----- DATA LINES

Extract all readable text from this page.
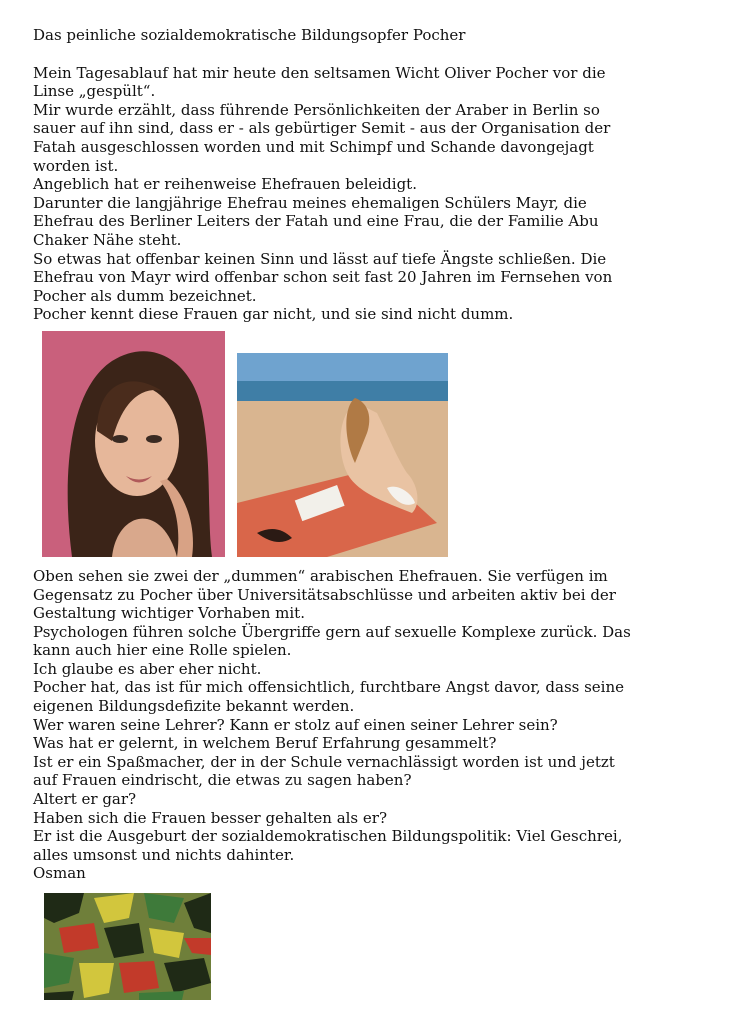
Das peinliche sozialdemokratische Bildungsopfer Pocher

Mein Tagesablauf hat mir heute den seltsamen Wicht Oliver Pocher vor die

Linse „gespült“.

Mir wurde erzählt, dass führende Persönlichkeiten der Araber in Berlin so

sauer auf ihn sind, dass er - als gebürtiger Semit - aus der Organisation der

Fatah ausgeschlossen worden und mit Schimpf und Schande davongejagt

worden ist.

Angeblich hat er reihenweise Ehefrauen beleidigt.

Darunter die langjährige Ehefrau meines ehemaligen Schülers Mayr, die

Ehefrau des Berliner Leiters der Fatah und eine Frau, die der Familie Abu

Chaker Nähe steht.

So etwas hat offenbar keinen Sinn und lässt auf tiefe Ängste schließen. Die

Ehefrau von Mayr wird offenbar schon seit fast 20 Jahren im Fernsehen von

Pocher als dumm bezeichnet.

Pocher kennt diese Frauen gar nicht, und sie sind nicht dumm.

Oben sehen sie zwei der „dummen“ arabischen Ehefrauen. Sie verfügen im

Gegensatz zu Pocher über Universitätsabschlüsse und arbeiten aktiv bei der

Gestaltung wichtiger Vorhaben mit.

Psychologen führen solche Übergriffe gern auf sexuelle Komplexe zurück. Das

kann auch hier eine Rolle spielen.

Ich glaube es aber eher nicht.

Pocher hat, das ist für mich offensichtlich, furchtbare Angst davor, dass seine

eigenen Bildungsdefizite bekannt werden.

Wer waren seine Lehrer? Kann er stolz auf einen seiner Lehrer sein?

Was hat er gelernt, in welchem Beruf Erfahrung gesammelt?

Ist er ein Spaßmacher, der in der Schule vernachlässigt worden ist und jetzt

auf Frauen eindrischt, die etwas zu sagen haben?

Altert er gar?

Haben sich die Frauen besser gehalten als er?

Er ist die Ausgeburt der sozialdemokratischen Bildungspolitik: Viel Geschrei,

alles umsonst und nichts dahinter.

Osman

----------

Scan the lines for the string "etwas". Pick out every line that has it.

EXERCISE SOLUTION ->
So etwas hat offenbar keinen Sinn und lässt auf tiefe Ängste schließen. Die
auf Frauen eindrischt, die etwas zu sagen haben?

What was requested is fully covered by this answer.